_Task prompt_
Return each line of the data below verbatim; pictures are to be left out.

_Exercise input_
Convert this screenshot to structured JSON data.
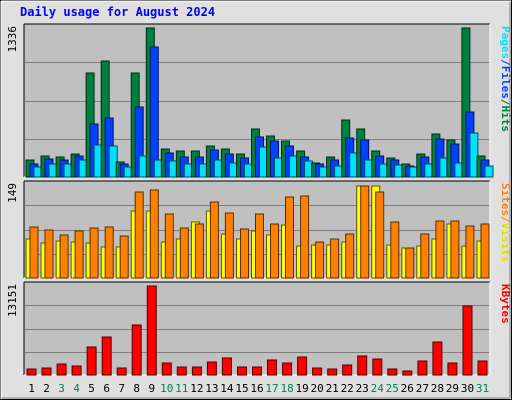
{
  "chart_data": {
    "type": "bar",
    "title": "Daily usage for August 2024",
    "categories": [
      "1",
      "2",
      "3",
      "4",
      "5",
      "6",
      "7",
      "8",
      "9",
      "10",
      "11",
      "12",
      "13",
      "14",
      "15",
      "16",
      "17",
      "18",
      "19",
      "20",
      "21",
      "22",
      "23",
      "24",
      "25",
      "26",
      "27",
      "28",
      "29",
      "30",
      "31"
    ],
    "weekend_days": [
      "3",
      "4",
      "10",
      "11",
      "17",
      "18",
      "24",
      "25",
      "31"
    ],
    "panels": [
      {
        "id": "hits",
        "max_label": "1336",
        "ylim": [
          0,
          1336
        ],
        "series": [
          {
            "name": "Hits",
            "color": "#008040",
            "values": [
              149,
              189,
              179,
              209,
              929,
              1038,
              134,
              929,
              1336,
              249,
              229,
              229,
              279,
              249,
              209,
              429,
              369,
              319,
              229,
              129,
              179,
              509,
              429,
              229,
              169,
              119,
              209,
              389,
              329,
              1336,
              189
            ]
          },
          {
            "name": "Files",
            "color": "#0040ff",
            "values": [
              119,
              159,
              149,
              189,
              479,
              529,
              119,
              629,
              1166,
              219,
              179,
              179,
              239,
              209,
              169,
              359,
              319,
              279,
              179,
              119,
              149,
              349,
              329,
              189,
              149,
              99,
              179,
              339,
              299,
              579,
              149
            ]
          },
          {
            "name": "Pages",
            "color": "#00e0ff",
            "values": [
              89,
              119,
              119,
              149,
              289,
              279,
              89,
              189,
              149,
              139,
              119,
              119,
              149,
              129,
              119,
              269,
              169,
              189,
              139,
              89,
              99,
              219,
              149,
              119,
              109,
              89,
              119,
              169,
              129,
              399,
              99
            ]
          }
        ]
      },
      {
        "id": "visits",
        "max_label": "149",
        "ylim": [
          0,
          149
        ],
        "series": [
          {
            "name": "Visits",
            "color": "#ffff00",
            "values": [
              62,
              56,
              59,
              58,
              56,
              50,
              50,
              107,
              108,
              57,
              63,
              89,
              107,
              70,
              62,
              75,
              69,
              85,
              52,
              53,
              53,
              57,
              148,
              147,
              53,
              48,
              52,
              63,
              86,
              51,
              60
            ]
          },
          {
            "name": "Sites",
            "color": "#ff8000",
            "values": [
              82,
              77,
              69,
              75,
              80,
              82,
              68,
              137,
              141,
              103,
              80,
              86,
              121,
              104,
              79,
              102,
              87,
              129,
              131,
              58,
              62,
              70,
              148,
              137,
              90,
              48,
              71,
              92,
              91,
              84,
              86
            ]
          }
        ]
      },
      {
        "id": "kbytes",
        "max_label": "13151",
        "ylim": [
          0,
          13151
        ],
        "series": [
          {
            "name": "KBytes",
            "color": "#ff0000",
            "values": [
              821,
              1068,
              1602,
              1397,
              4108,
              5667,
              1068,
              7392,
              13151,
              1808,
              1233,
              1192,
              1849,
              2506,
              1150,
              1150,
              2218,
              1767,
              2629,
              986,
              862,
              1438,
              2835,
              2425,
              945,
              657,
              2136,
              4930,
              1767,
              10187,
              2136
            ]
          }
        ]
      }
    ],
    "right_labels": [
      {
        "panel": "hits",
        "parts": [
          {
            "text": "Pages",
            "color": "#00e0ff"
          },
          {
            "text": "/",
            "color": "#0040ff"
          },
          {
            "text": "Files",
            "color": "#0040ff"
          },
          {
            "text": "/",
            "color": "#008040"
          },
          {
            "text": "Hits",
            "color": "#008040"
          }
        ]
      },
      {
        "panel": "visits",
        "parts": [
          {
            "text": "Sites",
            "color": "#ff8000"
          },
          {
            "text": "/",
            "color": "#ff8000"
          },
          {
            "text": "Visits",
            "color": "#e0e000"
          }
        ]
      },
      {
        "panel": "kbytes",
        "parts": [
          {
            "text": "KBytes",
            "color": "#ff0000"
          }
        ]
      }
    ]
  }
}
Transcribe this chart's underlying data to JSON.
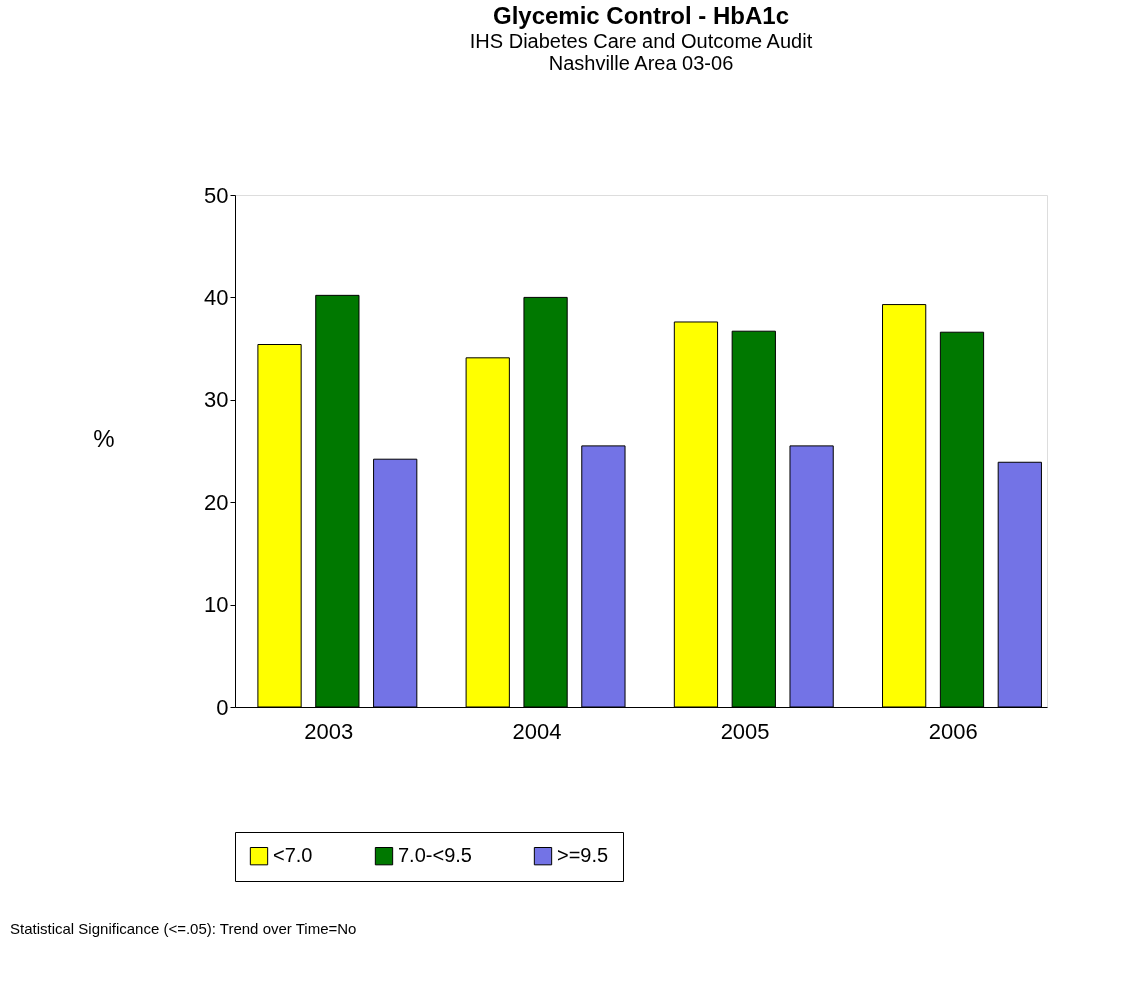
{
  "chart_data": {
    "type": "bar",
    "title": "Glycemic Control - HbA1c",
    "subtitle": "IHS Diabetes Care and Outcome Audit\nNashville Area 03-06",
    "ylabel": "%",
    "categories": [
      "2003",
      "2004",
      "2005",
      "2006"
    ],
    "series": [
      {
        "name": "<7.0",
        "color": "#ffff00",
        "values": [
          35.4,
          34.1,
          37.6,
          39.3
        ]
      },
      {
        "name": "7.0-<9.5",
        "color": "#007800",
        "values": [
          40.2,
          40.0,
          36.7,
          36.6
        ]
      },
      {
        "name": ">=9.5",
        "color": "#7373e6",
        "values": [
          24.2,
          25.5,
          25.5,
          23.9
        ]
      }
    ],
    "ylim": [
      0,
      50
    ],
    "yticks": [
      0,
      10,
      20,
      30,
      40,
      50
    ],
    "grid": false,
    "legend": "bottom",
    "annotations": [
      "Statistical Significance (<=.05): Trend over Time=No"
    ]
  }
}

_Solved exercise_
Convert this screenshot to structured JSON data.
{
  "chart_data": {
    "type": "bar",
    "title": "Daily usage for August 2024",
    "categories": [
      "1",
      "2",
      "3",
      "4",
      "5",
      "6",
      "7",
      "8",
      "9",
      "10",
      "11",
      "12",
      "13",
      "14",
      "15",
      "16",
      "17",
      "18",
      "19",
      "20",
      "21",
      "22",
      "23",
      "24",
      "25",
      "26",
      "27",
      "28",
      "29",
      "30",
      "31"
    ],
    "weekend_days": [
      "3",
      "4",
      "10",
      "11",
      "17",
      "18",
      "24",
      "25",
      "31"
    ],
    "panels": [
      {
        "id": "hits",
        "max_label": "1336",
        "ylim": [
          0,
          1336
        ],
        "series": [
          {
            "name": "Hits",
            "color": "#008040",
            "values": [
              149,
              189,
              179,
              209,
              929,
              1038,
              134,
              929,
              1336,
              249,
              229,
              229,
              279,
              249,
              209,
              429,
              369,
              319,
              229,
              129,
              179,
              509,
              429,
              229,
              169,
              119,
              209,
              389,
              329,
              1336,
              189
            ]
          },
          {
            "name": "Files",
            "color": "#0040ff",
            "values": [
              119,
              159,
              149,
              189,
              479,
              529,
              119,
              629,
              1166,
              219,
              179,
              179,
              239,
              209,
              169,
              359,
              319,
              279,
              179,
              119,
              149,
              349,
              329,
              189,
              149,
              99,
              179,
              339,
              299,
              579,
              149
            ]
          },
          {
            "name": "Pages",
            "color": "#00e0ff",
            "values": [
              89,
              119,
              119,
              149,
              289,
              279,
              89,
              189,
              149,
              139,
              119,
              119,
              149,
              129,
              119,
              269,
              169,
              189,
              139,
              89,
              99,
              219,
              149,
              119,
              109,
              89,
              119,
              169,
              129,
              399,
              99
            ]
          }
        ]
      },
      {
        "id": "visits",
        "max_label": "149",
        "ylim": [
          0,
          149
        ],
        "series": [
          {
            "name": "Visits",
            "color": "#ffff00",
            "values": [
              62,
              56,
              59,
              58,
              56,
              50,
              50,
              107,
              108,
              57,
              63,
              89,
              107,
              70,
              62,
              75,
              69,
              85,
              52,
              53,
              53,
              57,
              148,
              147,
              53,
              48,
              52,
              63,
              86,
              51,
              60
            ]
          },
          {
            "name": "Sites",
            "color": "#ff8000",
            "values": [
              82,
              77,
              69,
              75,
              80,
              82,
              68,
              137,
              141,
              103,
              80,
              86,
              121,
              104,
              79,
              102,
              87,
              129,
              131,
              58,
              62,
              70,
              148,
              137,
              90,
              48,
              71,
              92,
              91,
              84,
              86
            ]
          }
        ]
      },
      {
        "id": "kbytes",
        "max_label": "13151",
        "ylim": [
          0,
          13151
        ],
        "series": [
          {
            "name": "KBytes",
            "color": "#ff0000",
            "values": [
              821,
              1068,
              1602,
              1397,
              4108,
              5667,
              1068,
              7392,
              13151,
              1808,
              1233,
              1192,
              1849,
              2506,
              1150,
              1150,
              2218,
              1767,
              2629,
              986,
              862,
              1438,
              2835,
              2425,
              945,
              657,
              2136,
              4930,
              1767,
              10187,
              2136
            ]
          }
        ]
      }
    ],
    "right_labels": [
      {
        "panel": "hits",
        "parts": [
          {
            "text": "Pages",
            "color": "#00e0ff"
          },
          {
            "text": "/",
            "color": "#0040ff"
          },
          {
            "text": "Files",
            "color": "#0040ff"
          },
          {
            "text": "/",
            "color": "#008040"
          },
          {
            "text": "Hits",
            "color": "#008040"
          }
        ]
      },
      {
        "panel": "visits",
        "parts": [
          {
            "text": "Sites",
            "color": "#ff8000"
          },
          {
            "text": "/",
            "color": "#ff8000"
          },
          {
            "text": "Visits",
            "color": "#e0e000"
          }
        ]
      },
      {
        "panel": "kbytes",
        "parts": [
          {
            "text": "KBytes",
            "color": "#ff0000"
          }
        ]
      }
    ]
  }
}
Transcribe this chart's underlying data to JSON.
{
  "chart_data": {
    "type": "bar",
    "title": "Glycemic Control - HbA1c",
    "subtitle": "IHS Diabetes Care and Outcome Audit\nNashville Area 03-06",
    "ylabel": "%",
    "categories": [
      "2003",
      "2004",
      "2005",
      "2006"
    ],
    "series": [
      {
        "name": "<7.0",
        "color": "#ffff00",
        "values": [
          35.4,
          34.1,
          37.6,
          39.3
        ]
      },
      {
        "name": "7.0-<9.5",
        "color": "#007800",
        "values": [
          40.2,
          40.0,
          36.7,
          36.6
        ]
      },
      {
        "name": ">=9.5",
        "color": "#7373e6",
        "values": [
          24.2,
          25.5,
          25.5,
          23.9
        ]
      }
    ],
    "ylim": [
      0,
      50
    ],
    "yticks": [
      0,
      10,
      20,
      30,
      40,
      50
    ],
    "grid": false,
    "legend": "bottom",
    "annotations": [
      "Statistical Significance (<=.05): Trend over Time=No"
    ]
  }
}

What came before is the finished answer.